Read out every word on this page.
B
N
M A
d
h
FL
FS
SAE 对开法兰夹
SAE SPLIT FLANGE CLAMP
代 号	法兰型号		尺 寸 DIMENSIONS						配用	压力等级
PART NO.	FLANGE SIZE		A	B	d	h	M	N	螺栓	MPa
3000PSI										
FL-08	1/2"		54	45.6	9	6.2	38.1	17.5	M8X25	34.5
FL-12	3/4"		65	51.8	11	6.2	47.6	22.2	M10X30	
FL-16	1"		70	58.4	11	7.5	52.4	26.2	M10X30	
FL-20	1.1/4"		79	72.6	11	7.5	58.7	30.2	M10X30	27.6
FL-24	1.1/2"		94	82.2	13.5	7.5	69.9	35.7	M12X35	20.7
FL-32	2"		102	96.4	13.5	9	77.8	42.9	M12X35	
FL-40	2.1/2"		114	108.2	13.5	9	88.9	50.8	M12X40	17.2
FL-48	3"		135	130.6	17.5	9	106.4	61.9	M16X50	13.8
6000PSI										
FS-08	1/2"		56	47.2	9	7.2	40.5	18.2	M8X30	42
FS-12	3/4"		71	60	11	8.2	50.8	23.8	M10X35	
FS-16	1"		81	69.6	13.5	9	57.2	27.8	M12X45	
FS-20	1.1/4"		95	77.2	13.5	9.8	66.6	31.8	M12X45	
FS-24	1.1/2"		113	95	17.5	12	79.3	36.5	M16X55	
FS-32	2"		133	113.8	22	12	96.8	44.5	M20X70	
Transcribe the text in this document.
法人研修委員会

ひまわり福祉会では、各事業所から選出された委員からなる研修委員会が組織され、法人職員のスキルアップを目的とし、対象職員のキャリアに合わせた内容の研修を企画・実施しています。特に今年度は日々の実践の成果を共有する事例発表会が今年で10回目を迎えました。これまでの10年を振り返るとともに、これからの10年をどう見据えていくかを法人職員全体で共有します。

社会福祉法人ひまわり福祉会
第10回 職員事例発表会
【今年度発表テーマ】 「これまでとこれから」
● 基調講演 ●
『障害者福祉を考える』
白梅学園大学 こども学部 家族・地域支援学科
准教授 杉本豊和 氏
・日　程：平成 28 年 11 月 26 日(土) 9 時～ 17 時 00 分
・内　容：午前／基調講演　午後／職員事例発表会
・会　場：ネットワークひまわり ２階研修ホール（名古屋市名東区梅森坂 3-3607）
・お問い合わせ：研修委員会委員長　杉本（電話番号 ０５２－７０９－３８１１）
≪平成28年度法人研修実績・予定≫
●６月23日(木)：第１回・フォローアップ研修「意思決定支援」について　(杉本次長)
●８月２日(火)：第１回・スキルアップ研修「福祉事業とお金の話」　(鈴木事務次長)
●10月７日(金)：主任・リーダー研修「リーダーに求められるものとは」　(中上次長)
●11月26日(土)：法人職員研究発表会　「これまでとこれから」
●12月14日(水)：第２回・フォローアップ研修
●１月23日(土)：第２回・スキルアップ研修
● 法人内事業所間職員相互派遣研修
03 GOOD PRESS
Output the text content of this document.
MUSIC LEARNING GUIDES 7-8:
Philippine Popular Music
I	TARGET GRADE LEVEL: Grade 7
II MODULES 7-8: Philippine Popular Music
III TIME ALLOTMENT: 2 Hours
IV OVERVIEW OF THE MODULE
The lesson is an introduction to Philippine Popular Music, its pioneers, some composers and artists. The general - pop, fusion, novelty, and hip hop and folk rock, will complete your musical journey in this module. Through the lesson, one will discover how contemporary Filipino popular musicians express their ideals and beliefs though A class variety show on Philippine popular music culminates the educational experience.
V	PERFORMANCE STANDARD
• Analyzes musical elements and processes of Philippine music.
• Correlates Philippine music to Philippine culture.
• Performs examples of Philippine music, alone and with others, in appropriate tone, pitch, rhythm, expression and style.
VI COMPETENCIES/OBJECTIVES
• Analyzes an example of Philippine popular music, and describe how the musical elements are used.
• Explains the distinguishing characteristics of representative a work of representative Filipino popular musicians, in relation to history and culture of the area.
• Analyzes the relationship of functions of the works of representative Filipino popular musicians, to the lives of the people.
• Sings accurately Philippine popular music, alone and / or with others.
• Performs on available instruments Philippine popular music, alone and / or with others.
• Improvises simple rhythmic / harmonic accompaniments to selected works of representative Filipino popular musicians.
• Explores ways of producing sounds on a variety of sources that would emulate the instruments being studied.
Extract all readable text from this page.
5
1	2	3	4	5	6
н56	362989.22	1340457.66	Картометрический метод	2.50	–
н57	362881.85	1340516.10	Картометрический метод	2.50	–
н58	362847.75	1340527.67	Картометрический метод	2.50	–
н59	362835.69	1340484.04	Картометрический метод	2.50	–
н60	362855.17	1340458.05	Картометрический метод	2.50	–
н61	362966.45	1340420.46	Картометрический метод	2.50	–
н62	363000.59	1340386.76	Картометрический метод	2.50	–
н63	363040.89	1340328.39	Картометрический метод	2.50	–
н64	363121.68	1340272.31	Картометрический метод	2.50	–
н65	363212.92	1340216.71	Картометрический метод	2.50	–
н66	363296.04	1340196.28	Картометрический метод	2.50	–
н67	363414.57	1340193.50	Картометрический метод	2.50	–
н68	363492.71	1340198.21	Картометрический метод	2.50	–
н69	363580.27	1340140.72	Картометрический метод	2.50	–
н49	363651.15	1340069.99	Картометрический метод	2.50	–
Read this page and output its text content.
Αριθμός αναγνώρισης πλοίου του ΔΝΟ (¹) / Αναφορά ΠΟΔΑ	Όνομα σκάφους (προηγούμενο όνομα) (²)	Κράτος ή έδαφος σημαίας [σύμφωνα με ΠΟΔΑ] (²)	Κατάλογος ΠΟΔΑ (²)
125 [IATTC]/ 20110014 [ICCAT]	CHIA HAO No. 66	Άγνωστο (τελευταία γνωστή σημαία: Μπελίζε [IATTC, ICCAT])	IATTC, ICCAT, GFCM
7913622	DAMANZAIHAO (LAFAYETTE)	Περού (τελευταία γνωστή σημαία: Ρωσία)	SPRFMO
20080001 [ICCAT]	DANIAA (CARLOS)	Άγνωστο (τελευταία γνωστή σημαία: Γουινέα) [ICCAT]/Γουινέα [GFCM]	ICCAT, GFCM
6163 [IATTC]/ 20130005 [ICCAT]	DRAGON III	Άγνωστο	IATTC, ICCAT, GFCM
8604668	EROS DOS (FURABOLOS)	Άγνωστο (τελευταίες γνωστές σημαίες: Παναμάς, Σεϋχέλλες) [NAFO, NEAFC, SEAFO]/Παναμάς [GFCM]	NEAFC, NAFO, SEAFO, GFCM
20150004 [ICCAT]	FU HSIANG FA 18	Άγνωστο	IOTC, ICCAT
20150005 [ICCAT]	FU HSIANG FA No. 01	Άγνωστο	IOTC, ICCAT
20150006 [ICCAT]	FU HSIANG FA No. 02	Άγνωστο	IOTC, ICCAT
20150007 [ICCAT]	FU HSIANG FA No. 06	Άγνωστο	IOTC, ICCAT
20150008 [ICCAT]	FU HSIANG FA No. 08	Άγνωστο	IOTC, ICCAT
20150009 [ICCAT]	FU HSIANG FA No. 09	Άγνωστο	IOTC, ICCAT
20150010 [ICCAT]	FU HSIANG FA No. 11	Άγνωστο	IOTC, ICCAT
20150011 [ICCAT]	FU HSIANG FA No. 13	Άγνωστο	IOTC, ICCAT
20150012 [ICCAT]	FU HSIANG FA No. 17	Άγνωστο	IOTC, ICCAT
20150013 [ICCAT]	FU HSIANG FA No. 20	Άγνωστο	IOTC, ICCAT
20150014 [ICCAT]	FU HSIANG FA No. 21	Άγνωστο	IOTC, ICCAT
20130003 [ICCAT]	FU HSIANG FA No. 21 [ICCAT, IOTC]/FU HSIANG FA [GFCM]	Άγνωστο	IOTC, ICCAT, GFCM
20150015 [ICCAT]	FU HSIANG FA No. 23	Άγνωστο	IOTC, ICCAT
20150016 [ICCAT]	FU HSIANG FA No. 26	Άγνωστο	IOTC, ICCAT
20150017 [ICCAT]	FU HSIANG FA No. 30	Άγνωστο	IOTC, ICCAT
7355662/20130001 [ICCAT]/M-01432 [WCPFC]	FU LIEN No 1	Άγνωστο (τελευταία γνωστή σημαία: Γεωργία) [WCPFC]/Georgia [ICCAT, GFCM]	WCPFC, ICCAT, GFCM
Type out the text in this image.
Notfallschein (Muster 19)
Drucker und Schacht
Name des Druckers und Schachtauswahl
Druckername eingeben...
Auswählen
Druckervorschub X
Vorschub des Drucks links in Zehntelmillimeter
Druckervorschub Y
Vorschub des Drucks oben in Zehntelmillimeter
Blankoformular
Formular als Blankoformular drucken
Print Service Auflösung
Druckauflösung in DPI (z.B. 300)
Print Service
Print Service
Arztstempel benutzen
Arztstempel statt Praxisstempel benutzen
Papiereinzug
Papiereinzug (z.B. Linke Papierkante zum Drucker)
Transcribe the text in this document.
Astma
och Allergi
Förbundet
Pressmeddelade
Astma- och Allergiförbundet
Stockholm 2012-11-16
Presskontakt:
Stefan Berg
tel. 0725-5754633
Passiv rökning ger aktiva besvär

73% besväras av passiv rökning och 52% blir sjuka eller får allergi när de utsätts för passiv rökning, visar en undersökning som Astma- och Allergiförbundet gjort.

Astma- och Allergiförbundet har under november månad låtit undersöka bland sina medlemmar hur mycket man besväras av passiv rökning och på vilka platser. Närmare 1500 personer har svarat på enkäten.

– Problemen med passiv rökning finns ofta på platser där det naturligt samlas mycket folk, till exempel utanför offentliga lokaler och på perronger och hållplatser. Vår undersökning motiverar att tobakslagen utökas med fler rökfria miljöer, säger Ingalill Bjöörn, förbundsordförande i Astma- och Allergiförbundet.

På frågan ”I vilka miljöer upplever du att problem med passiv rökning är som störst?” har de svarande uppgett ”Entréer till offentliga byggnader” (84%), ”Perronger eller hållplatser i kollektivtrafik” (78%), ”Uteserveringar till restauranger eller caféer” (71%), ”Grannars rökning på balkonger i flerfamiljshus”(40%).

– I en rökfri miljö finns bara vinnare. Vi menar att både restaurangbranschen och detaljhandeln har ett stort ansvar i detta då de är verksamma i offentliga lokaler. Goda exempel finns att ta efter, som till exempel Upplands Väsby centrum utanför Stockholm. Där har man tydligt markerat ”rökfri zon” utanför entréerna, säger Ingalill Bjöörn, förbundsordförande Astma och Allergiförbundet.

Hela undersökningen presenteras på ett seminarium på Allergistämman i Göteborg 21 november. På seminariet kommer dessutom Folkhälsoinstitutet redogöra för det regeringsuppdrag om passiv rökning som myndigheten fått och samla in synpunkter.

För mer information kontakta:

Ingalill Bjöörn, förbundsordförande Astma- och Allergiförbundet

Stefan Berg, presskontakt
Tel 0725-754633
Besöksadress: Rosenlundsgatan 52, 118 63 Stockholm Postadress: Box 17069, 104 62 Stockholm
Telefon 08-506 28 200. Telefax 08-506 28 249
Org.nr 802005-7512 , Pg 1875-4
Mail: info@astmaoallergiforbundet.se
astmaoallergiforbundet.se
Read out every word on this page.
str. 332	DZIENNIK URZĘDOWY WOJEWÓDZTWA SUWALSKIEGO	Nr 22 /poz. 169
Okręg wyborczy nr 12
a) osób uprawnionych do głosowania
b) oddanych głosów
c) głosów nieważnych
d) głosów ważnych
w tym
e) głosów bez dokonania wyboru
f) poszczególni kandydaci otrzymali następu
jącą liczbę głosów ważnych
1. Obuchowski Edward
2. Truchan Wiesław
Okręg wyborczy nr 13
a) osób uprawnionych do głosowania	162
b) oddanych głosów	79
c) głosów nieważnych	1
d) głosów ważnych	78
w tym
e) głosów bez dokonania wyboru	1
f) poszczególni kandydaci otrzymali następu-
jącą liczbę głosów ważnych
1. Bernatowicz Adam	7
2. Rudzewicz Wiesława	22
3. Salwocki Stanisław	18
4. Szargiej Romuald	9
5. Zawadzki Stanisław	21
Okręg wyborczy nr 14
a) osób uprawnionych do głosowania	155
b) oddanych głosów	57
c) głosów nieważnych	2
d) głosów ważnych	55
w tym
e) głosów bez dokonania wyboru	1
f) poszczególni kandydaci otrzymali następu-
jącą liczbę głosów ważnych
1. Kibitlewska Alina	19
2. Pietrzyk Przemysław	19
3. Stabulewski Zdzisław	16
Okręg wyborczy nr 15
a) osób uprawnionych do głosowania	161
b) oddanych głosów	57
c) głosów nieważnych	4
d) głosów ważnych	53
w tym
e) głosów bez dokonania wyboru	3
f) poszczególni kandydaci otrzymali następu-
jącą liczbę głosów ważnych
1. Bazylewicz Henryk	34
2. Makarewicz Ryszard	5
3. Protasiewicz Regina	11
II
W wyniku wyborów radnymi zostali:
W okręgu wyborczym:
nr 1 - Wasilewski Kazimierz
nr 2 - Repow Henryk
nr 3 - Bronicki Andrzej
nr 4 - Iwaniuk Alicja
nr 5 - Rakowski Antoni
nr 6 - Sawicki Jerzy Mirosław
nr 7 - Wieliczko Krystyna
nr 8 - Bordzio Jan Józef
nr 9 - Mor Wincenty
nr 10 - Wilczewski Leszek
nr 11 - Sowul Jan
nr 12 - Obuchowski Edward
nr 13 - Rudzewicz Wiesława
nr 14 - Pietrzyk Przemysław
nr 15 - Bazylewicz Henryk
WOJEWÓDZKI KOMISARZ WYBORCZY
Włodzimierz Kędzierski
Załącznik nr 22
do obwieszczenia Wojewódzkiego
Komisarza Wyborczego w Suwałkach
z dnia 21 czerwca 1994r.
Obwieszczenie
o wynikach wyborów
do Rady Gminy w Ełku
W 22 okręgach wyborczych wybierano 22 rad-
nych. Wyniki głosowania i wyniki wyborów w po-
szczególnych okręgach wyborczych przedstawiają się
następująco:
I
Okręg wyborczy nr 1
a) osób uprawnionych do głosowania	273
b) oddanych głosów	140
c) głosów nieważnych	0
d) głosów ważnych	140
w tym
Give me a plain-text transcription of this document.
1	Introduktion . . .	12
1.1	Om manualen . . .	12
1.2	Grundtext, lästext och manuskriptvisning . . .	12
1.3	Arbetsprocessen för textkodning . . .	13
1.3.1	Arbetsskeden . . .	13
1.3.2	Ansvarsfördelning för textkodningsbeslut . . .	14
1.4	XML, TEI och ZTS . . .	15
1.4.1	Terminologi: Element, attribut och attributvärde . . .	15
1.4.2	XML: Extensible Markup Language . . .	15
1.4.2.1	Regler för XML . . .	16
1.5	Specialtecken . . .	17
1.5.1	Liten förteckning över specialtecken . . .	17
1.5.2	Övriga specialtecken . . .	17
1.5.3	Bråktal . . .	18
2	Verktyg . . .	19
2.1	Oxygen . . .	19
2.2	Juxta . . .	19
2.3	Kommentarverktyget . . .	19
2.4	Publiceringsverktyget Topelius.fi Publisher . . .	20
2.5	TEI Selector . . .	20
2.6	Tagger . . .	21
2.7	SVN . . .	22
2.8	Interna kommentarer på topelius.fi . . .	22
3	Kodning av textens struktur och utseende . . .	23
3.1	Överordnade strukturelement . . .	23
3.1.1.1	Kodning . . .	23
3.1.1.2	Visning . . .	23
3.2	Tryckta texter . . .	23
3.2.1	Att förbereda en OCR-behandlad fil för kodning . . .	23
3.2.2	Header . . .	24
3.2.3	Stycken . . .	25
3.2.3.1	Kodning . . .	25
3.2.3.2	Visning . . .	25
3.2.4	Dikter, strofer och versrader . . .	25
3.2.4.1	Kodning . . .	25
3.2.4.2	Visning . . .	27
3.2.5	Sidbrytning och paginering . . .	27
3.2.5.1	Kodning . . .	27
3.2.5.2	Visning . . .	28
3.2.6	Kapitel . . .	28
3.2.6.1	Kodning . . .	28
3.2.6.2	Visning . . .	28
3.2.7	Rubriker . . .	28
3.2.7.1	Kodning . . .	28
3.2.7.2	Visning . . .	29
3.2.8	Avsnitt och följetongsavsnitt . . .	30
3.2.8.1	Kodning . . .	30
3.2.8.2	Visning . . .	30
===
Task objective: Gather from the data above every line with the string "Arztstempel".

Written solution:
Arztstempel benutzen
Arztstempel statt Praxisstempel benutzen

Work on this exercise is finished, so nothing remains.